**Selected extract**
# # # # # # #
Friday, May 19, 2006

Deficiencies...

So alhumdulillah the semester has finally come to an end.

This has to be the slackerest of slacker semesters in the history of slackerdom. I mean, I did nothing at all. I could have taken like 3 more classes and still had time to do homework and stuff cuz I didnt do anything until the last second. I can not allow myself to have another semester like this, cuz I cant afford to anymore.

So now that the semester is over, I finally have enough time to rant about what has been eating me up inside for the past month.

I need to develop thicker skin.

I have this OCD type of behavior when it comes to my being liked by anyone and everyone I come in contact with. I want everyone to love me and this is the only way I will feel comfortable. If someone has a problem with me, I tend to do anything I can to try and fix myself so that the person does not have any ill feeling towards me.

This was evident when we first made Gandaghee and premiered it at ISNA 2 summers ago.

After showing it, these two brothers walked up to the table where we were selling the DVDs outside the main hall, and made a scene. I was just walking by and my boy was selling the movies, and I saw the brothers pick up a copy and throw it down on the table.

"You all are worse than the kuffar!!! You are taking Islam and making fun of it! You need to burn all of these!!!"

I was utterly shocked.

I could not believe that my intentions would be questioned to such a degree that I would be grouped in a category worse than those who dont even believe in Allah. My boy who was selling the DVDs started to get a bit annoyed and started saying stuff back to them, but I just asked to guys to step aside and talk to me. I implored them to have a discussion with me about what they saw as problematic to such a degree, yet they refused and walked off.

Now you would think that me asking them to talk to me would have consoled me a bit, but it didnt. I then asked another brother to go find those brothers and find out who they are and to talk to em, and the brother did and came back to me saying that they had a convo with him and they almost retracted their statement. This was good enough to make me feel a bit better.

So what now?

I was playin basketball at the local masjid and I was guarding this young lookin kid who I didnt know. During the game its my habit to make ta'aaruf (getting to know?) with the peeps and I started a convo with the kid. Come to find out that he goes to my uni! Im in shock so I ask em if he comes to any MSA events cuz I never see him. He responds in the negative, and when I ask why not, he responds: Because the MSA is a bit fundi[mentalist].

"Fundi? Dude...Im the freakin president!"

Upon hearing this revelation the brother kinda looked embarrassed and the game continued. I didnt pay his comment any mind at the time, but then I began thinking about it.
# # # # # # #
**Tasks to perform**
[a] Answer these questions from the blog post:
(i) Where was Gandaghee premiered?
(ii) What did the two brothers say should be done with all of the DVDs?
(iii) Where was the writer playing basketball?
[b] Write a continuation of the blog post that begins after its final sentence.
The records that come next are separate material and have no connection to the blog post.

**Dataset extract**
# # # # # # #
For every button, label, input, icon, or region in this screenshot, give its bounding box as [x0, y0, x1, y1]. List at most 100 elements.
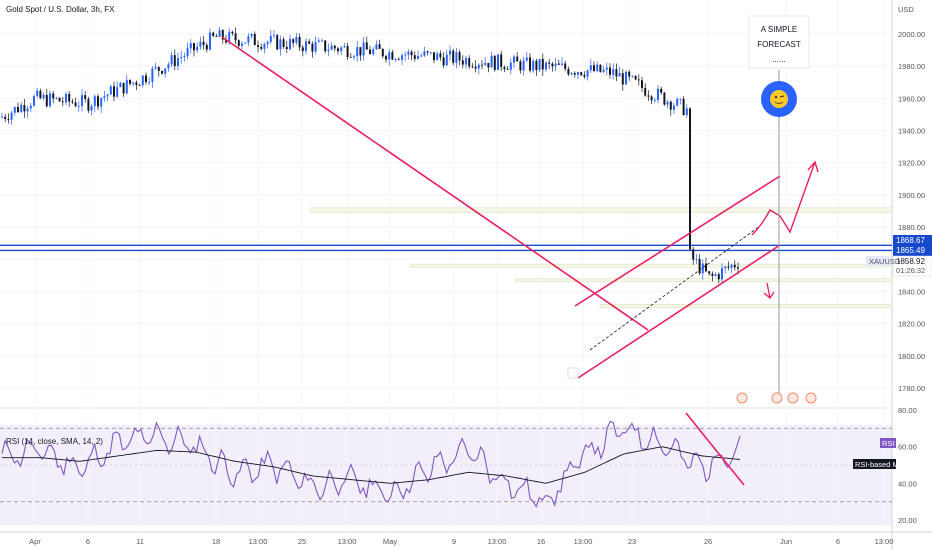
# # # # # # #
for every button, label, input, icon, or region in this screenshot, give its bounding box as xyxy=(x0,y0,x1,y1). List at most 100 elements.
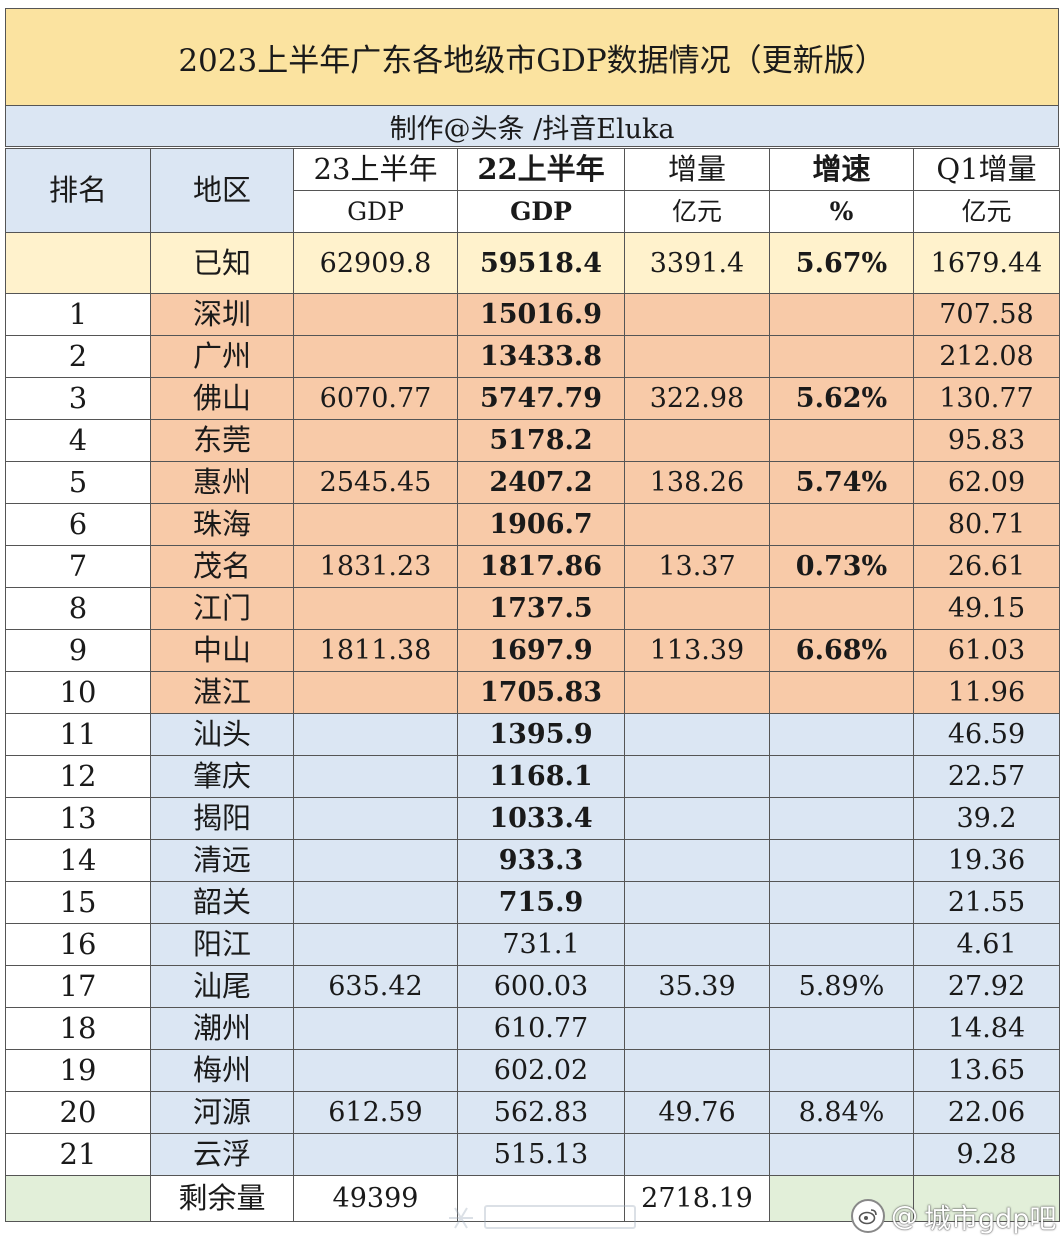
# # # # # # #
**Solved problems**
[a]
(i) At ISNA, two summers ago.
(ii) They said all of them should be burned.
(iii) At the local masjid.

[b]
"Do people think I am an extremist? Do I come off as an arrogant fundementalist who looks so intolerant to others who may be at different levels of Iman that people dont even wanna come around?"

I put that thought on the back burner and continued through the semester until, this time in a few less words, I was again implicated to be intolerant, unyielding and rigid in my interpretation of this deen and our practice of it in the daily life.

This really hurt me.

I try so hard to look at my heart in the mirror and to find my faults, and I try and rectify them, and Wallahi I have alot of faults and I am extremely hard on myself about them as to trying to straighten them all out. So when someone tells me something that I need to work on, then I take the naseehah with gratefulness cuz I indeed was looking at the same deficiency that had just been pointed out and I was in the process of fixing it.

But when I get blindsided by an accusation of sorts, a blanket label and characterization which I deed not foresee, then it hits me like a ton of bricks.

I really take to heart any criticizm that I recieve which I did not see coming, and this time was no different. I began doing some soul searching and 3rd person-ish investigations if you will, where I was analyzing my interaction with others in my life.

I know that the Prophet PBUH did not go around waving a stick at the Sahabah ra, beating them over the head with it to adjust them and redirect them onto the straight path, and this was the Prophet PBUH!! The one person who would have the right to be harsh, yet he was but a mercy to mankind and he proved it with his humble behavior PBUH.

Some may feel that now that they are into the deen, and are trying to straighten themselves out, that they now have the duty of pulling out the nahee the munkar police badge being the mutawwa' of the household and of the MSA and of the workplace. This is not dawah! This takes people away from the deen most of the time, ESPECIALLY with the household.

How could you possibly think you will 'discipline' your wife through harshness and supervision of all of her actions? Muhammed PBUH told us for a reason that women are delicate creatures which require gentleness, mildness and tenderness, and that a riteous wife is the greatest of all provision in this world. How could we treat such a gift with harshness? You must become the closest companion of your spouse and the greatest comfort for your spouse and the greatest confidant of your spouse if you want to develop a relationship of mutual growth and development of iman. You cant expect to force it upon her, that is just not going to work.

So since I was concerned with my own actions being not what they seemed to me, and because it was concievable to me that I had created a bubble around myself where I didnt really know how I was acting, I went to work and I asked em if I was forceful in my dawah or harsh to them in any way.

Then I asked my MSA friends who are around me most of the day and they also responded with the negatory response like my coworkers.

Finally I asked the one person I am around all the time and the one who is the beneficiary of anything Islamic that I know: My sis, and she responded with such a beautiful response.

She first laughed and gave me a kiss followed by an awww since I was really blown at being seen as something that I hope that im not. Then she told me that it should not matter what someone else thinks, especially someone who doesnt really know me. I should just pay it no attention, and that I shouldnt try and validate myself by trying to please everyone who may have a problem with me.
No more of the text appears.